++++ Testo da leggere

C'è chi pensa, sbagliando, che il trattamento radioterapico renda il paziente radioattivo per un certo periodo. E chi ritiene che dopo una seduta di radioterapia non si possa mangiare normalmente o continuare a lavorare.

Sono piuttosto numerosi gli italiani che dimostrano ampie lacune nella conoscenza della radioterapia, stando almeno ai risultati dell’indagine AstraRicerche per l'Associazione italiana di radiologia e oncologia clinica (Airo) presentati durante il Congresso nazionale dell'Associazione nell’ambito del Congresso congiunto delle Società scientifiche nell’area radiologica (a Milano, dal 21 al 23 giugno).

I risultati dell'indagine dicono che poco più della metà degli intervistati (50,5%) ha avuto un'esperienza diretta o indiretta con la radioterapia, chi per malattia di familiari (25%) o di amici e conoscenti (22%). Nonostante questo, però, la percezione del trattamento è poco chiara e gravata da numerosi falsi miti.

«L’identikit emerso – commenta Marco Krengli, presidente Airo - rafforza la necessità di un’informazione corretta e capillare sui benefici e sulle modalità della radioterapia che hanno subito un’incredibile evoluzione». Dunque, aggiunge, «potremo dichiararci soddisfatti quando verrà superata la percezione distorta del nostro ruolo emersa nell’indagine. Sebbene il 77% creda che il radioterapista lavori a stretto contatto con medici oncologi, solo il 41% sa che non è sempre un medico oncologo e lo identifica con un tecnico altamente specializzato».

++++++++
++++ Estratto del dataset

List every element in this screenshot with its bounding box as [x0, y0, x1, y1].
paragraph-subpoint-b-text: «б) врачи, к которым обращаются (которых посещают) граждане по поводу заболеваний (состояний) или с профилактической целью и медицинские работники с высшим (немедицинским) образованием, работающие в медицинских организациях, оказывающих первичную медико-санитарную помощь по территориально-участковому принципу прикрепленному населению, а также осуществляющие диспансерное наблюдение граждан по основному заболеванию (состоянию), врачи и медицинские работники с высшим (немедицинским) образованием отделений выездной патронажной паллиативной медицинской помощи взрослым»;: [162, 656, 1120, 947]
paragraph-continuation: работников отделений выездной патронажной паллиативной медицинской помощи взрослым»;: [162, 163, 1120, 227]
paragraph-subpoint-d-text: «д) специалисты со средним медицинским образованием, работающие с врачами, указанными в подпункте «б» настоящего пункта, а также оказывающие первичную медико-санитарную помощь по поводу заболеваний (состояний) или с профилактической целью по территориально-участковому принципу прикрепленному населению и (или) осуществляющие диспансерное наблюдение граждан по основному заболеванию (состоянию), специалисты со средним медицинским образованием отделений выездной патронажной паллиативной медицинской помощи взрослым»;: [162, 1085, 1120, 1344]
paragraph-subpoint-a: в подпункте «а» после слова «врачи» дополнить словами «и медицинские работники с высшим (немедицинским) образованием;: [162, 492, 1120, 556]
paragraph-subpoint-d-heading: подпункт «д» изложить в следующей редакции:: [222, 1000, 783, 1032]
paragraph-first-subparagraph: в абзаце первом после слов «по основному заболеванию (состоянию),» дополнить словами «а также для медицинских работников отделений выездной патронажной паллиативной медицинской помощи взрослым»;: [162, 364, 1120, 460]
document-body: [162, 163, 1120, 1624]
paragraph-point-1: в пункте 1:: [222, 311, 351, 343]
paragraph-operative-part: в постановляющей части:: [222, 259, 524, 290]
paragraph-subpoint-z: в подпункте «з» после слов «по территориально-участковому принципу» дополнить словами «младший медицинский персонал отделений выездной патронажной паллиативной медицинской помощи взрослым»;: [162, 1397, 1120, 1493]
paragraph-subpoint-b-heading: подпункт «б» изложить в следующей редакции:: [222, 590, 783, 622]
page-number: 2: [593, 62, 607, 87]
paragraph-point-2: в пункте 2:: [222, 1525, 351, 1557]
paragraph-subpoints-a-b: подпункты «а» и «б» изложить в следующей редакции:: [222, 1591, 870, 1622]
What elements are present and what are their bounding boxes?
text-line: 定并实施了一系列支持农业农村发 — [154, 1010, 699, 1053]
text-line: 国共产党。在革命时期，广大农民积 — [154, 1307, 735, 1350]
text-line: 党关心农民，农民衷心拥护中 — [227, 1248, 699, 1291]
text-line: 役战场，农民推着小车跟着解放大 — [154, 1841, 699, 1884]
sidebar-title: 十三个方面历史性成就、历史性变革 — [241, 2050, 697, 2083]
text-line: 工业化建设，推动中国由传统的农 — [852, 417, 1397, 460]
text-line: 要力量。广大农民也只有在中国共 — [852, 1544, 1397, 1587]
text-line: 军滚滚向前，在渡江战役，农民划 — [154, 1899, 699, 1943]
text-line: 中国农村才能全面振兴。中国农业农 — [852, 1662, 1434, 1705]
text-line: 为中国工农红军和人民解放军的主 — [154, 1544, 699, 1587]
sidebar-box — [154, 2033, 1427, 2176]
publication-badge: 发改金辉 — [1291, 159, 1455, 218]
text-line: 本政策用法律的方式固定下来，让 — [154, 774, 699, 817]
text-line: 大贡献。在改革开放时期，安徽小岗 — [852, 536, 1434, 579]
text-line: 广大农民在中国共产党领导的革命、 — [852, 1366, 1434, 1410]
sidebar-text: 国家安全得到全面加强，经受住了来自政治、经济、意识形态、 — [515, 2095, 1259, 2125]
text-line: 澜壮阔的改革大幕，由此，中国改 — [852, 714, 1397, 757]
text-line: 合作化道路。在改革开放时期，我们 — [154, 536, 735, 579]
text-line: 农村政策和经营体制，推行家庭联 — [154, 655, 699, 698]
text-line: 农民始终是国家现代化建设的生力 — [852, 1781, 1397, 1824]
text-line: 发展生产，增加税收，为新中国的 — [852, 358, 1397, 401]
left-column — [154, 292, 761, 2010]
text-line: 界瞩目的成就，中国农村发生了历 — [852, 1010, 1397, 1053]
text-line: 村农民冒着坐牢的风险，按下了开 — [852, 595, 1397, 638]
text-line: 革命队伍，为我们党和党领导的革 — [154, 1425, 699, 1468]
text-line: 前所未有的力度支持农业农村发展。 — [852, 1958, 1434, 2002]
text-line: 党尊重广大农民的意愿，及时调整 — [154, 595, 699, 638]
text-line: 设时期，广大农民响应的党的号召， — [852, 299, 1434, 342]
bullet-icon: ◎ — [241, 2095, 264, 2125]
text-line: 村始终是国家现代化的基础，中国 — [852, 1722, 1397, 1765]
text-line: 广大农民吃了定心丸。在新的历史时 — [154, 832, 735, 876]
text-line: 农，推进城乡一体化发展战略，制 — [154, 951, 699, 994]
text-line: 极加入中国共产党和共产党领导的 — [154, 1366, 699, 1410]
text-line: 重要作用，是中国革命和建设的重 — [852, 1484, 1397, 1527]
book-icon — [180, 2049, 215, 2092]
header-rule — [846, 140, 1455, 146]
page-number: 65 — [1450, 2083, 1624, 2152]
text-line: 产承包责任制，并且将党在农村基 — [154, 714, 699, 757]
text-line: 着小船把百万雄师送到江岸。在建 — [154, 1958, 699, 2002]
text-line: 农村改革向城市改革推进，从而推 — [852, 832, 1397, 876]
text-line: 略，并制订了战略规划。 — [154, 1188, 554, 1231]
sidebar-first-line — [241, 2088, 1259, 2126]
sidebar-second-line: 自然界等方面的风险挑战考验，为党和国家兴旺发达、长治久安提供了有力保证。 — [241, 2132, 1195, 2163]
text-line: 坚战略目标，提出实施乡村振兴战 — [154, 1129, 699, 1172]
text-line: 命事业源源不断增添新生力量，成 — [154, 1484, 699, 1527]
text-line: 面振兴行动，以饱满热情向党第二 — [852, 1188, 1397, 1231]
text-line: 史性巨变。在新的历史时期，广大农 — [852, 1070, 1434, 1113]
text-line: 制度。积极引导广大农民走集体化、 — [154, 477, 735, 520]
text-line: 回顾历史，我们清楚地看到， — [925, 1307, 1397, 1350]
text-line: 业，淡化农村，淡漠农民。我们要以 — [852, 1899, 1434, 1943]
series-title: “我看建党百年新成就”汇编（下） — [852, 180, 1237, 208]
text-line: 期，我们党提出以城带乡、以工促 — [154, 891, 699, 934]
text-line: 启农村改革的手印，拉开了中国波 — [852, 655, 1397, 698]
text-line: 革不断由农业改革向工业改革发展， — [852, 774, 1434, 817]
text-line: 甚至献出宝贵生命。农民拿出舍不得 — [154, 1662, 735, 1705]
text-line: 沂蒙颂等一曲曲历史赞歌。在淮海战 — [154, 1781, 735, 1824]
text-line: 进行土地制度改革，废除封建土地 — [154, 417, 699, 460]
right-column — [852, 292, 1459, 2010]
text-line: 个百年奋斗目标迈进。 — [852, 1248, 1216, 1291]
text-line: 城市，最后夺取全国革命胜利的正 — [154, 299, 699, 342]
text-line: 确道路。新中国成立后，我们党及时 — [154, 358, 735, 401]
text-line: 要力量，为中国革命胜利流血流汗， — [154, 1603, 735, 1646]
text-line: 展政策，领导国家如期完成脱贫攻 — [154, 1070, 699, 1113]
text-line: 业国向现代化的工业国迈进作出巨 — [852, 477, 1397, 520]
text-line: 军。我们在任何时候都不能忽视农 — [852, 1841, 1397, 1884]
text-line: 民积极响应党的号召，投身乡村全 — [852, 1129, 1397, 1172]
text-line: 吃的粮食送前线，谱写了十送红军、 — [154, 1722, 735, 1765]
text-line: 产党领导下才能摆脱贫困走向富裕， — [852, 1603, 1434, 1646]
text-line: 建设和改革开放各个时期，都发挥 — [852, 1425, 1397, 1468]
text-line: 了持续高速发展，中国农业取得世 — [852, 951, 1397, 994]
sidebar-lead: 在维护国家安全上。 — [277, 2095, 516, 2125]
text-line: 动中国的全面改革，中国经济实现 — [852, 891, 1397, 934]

++++++++

**Esercizi**.
(1) Trasforma in un elenco puntato il paragrafo del testo sulla radioterapia che inizia con «I risultati dell'indagine dicono», mantenendone i dati principali.
(2) Continua il testo sulla conoscenza della radioterapia tra gli italiani, partendo dopo la sua ultima frase.
I record non hanno alcun legame con il testo.

**Risposte attese**.
(1)
- Poco più della metà degli intervistati (50,5%) ha avuto un'esperienza diretta o indiretta con la radioterapia.
- Il 25% l'ha avuta per la malattia di familiari, il 22% per quella di amici e conoscenti.
- Nonostante ciò, la percezione del trattamento resta poco chiara e gravata da numerosi falsi miti.

(2)
La paura più diffusa dichiarata dagli intervistati riguarda la persistenza di radioattività nel corpo dopo il trattamento: solo poco più di un terzo (38,2%) sa che la radioterapia non lascia traccia di radioattività, mentre oltre la metà (51,8%) crede erroneamente che il trattamento possa rendere il paziente radioattivo per un certo periodo. Numerosi anche i timori riguardo alle possibili limitazioni alla vita quotidiana dovute alla radioterapia. Solo il 52,2% pensa che dopo una seduta di radioterapia si possa mangiare normalmente, mentre percentuali più basse ritengono di poter continuare a lavorare (41,5%), guidare (35,5%), fare attività fisica (32,7%) o avere una vita sessuale normale (32,6%) senza restrizioni, indipendentemente dal distretto trattato.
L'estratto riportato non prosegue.